(Dataset listings of figures)
-- Start --
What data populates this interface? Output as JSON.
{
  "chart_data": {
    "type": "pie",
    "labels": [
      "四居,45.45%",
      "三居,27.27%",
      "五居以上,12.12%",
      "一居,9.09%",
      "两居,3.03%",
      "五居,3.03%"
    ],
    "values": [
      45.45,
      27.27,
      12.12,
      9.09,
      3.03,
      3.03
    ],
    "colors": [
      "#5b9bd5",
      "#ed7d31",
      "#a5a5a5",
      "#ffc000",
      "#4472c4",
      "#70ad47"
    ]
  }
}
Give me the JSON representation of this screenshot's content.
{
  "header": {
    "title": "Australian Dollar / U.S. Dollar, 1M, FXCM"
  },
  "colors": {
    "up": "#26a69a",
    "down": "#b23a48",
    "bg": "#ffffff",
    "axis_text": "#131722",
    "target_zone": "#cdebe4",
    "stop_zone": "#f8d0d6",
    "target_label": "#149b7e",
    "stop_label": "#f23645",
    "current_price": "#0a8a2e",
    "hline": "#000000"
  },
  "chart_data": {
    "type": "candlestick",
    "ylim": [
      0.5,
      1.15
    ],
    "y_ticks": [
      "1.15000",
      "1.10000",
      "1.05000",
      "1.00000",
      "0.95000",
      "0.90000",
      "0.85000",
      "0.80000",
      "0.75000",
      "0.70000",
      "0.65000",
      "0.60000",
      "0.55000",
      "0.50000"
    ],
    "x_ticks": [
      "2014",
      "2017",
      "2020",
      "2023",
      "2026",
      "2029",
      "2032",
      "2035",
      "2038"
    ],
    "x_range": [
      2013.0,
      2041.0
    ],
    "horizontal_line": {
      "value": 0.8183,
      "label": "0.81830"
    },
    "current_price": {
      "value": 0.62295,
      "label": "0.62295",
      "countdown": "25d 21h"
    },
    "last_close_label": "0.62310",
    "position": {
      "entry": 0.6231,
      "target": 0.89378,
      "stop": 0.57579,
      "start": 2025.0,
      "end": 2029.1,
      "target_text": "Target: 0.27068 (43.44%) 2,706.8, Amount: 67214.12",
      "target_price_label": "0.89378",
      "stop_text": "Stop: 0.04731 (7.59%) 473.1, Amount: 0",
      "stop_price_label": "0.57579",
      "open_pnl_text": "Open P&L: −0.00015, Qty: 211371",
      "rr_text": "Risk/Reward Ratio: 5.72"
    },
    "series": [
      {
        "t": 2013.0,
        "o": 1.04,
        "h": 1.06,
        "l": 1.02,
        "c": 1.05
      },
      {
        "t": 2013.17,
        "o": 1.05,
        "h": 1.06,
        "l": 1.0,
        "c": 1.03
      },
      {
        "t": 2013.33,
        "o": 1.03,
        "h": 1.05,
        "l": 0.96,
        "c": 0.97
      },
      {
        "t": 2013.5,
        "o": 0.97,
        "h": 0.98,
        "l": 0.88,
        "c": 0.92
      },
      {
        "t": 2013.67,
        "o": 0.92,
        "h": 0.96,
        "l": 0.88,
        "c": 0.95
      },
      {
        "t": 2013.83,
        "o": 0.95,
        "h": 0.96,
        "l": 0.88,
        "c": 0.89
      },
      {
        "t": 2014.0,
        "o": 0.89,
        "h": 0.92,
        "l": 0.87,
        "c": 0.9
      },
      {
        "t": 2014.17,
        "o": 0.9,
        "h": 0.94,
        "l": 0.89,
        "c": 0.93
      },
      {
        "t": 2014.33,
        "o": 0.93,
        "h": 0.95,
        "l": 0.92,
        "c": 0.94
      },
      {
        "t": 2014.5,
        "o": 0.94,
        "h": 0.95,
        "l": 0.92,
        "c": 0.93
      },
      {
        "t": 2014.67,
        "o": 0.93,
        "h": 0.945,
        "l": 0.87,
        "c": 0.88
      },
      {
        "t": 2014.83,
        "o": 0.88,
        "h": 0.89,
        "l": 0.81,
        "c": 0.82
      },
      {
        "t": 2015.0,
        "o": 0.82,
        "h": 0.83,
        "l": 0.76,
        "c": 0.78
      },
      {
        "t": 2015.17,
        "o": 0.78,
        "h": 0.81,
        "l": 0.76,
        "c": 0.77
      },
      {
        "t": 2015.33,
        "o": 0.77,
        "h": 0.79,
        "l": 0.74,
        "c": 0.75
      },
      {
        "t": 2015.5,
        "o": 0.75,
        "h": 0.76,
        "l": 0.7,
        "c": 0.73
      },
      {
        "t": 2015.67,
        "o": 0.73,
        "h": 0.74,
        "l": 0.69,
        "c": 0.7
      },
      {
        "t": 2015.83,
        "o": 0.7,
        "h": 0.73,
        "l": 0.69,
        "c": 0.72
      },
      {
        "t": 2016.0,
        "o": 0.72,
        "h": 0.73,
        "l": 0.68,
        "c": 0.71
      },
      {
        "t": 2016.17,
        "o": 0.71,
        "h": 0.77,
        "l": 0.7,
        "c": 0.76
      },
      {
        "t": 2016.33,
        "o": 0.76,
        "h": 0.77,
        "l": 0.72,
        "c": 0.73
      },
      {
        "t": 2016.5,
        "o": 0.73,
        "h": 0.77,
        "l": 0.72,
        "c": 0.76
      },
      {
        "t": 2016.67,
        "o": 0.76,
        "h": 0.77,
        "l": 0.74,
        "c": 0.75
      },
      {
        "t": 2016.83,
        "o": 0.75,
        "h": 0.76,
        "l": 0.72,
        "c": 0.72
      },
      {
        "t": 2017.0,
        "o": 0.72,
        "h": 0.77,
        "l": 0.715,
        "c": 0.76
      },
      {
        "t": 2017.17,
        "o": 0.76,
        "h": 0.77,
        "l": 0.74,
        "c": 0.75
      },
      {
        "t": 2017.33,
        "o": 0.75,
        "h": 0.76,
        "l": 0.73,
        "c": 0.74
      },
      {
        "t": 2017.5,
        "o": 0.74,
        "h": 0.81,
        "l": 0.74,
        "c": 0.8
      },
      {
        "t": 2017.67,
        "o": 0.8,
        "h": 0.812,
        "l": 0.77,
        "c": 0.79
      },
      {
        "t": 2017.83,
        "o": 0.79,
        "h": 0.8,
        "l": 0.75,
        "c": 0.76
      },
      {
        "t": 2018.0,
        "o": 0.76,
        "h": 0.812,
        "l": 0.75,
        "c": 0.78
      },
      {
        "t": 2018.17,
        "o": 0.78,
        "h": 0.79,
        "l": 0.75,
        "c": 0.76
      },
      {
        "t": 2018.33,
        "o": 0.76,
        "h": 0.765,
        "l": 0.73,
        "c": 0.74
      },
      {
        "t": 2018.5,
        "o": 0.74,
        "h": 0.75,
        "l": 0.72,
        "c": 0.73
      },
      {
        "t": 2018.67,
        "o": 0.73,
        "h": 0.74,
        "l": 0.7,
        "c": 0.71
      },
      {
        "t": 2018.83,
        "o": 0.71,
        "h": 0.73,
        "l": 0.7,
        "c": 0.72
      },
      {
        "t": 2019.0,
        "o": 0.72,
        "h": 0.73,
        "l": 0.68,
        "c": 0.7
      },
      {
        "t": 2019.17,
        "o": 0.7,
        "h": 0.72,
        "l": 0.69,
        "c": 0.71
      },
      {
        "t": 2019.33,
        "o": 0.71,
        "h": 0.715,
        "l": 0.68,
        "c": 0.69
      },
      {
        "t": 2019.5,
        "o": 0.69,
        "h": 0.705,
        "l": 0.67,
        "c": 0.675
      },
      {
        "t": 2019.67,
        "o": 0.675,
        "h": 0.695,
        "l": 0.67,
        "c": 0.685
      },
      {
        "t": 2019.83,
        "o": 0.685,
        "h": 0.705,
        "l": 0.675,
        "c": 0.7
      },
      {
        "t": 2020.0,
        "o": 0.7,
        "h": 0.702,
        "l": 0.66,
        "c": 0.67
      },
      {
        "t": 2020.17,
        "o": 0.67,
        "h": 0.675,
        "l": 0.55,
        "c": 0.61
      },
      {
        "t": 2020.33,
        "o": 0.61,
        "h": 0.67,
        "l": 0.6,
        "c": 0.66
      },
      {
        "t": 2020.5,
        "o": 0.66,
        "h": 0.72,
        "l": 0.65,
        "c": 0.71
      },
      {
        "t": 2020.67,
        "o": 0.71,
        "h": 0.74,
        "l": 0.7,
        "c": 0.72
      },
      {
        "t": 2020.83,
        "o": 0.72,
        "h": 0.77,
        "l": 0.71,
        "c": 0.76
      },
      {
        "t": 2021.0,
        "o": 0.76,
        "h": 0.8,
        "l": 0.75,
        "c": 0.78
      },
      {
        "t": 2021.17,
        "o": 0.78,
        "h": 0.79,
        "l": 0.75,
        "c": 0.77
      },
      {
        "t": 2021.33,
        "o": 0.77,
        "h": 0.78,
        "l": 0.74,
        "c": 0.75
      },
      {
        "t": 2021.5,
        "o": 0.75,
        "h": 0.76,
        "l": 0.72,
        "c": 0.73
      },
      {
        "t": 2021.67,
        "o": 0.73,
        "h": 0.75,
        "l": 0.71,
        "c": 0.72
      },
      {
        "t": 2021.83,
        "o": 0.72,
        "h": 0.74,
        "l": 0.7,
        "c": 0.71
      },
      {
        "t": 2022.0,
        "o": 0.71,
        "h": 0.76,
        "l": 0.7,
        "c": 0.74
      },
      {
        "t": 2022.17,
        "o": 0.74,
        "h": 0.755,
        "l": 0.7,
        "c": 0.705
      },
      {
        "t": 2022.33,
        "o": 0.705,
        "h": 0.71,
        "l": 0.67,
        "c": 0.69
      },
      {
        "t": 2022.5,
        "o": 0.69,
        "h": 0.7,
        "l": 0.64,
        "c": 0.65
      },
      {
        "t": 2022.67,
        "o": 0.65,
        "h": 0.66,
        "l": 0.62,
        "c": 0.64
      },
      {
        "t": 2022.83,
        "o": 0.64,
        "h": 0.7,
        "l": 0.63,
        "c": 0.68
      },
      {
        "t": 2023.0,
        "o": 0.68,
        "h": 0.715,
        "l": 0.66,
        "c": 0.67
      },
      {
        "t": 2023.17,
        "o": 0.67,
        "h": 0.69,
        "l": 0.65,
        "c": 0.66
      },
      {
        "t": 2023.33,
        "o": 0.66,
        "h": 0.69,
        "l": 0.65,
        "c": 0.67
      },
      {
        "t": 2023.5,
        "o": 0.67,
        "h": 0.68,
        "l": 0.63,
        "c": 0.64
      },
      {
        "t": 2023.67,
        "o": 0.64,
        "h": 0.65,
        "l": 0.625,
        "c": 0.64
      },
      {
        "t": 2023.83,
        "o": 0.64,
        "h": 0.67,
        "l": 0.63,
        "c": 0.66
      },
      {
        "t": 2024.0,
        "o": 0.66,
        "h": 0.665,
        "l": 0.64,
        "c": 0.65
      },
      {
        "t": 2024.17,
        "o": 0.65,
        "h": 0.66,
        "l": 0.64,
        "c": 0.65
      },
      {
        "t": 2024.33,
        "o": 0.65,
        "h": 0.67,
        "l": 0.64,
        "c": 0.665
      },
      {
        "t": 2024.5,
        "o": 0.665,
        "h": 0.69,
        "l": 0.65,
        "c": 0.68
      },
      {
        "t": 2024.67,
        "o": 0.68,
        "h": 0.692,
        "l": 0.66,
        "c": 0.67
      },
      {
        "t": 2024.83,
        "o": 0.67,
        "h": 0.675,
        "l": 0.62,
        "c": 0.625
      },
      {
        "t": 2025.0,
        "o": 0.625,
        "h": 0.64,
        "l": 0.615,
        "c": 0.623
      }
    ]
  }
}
-- End --
From the data above, pick out each line containing "this" and copy it.

▶ COMPLETE RESPONSE
What data populates this interface? Output as JSON.
Give me the JSON representation of this screenshot's content.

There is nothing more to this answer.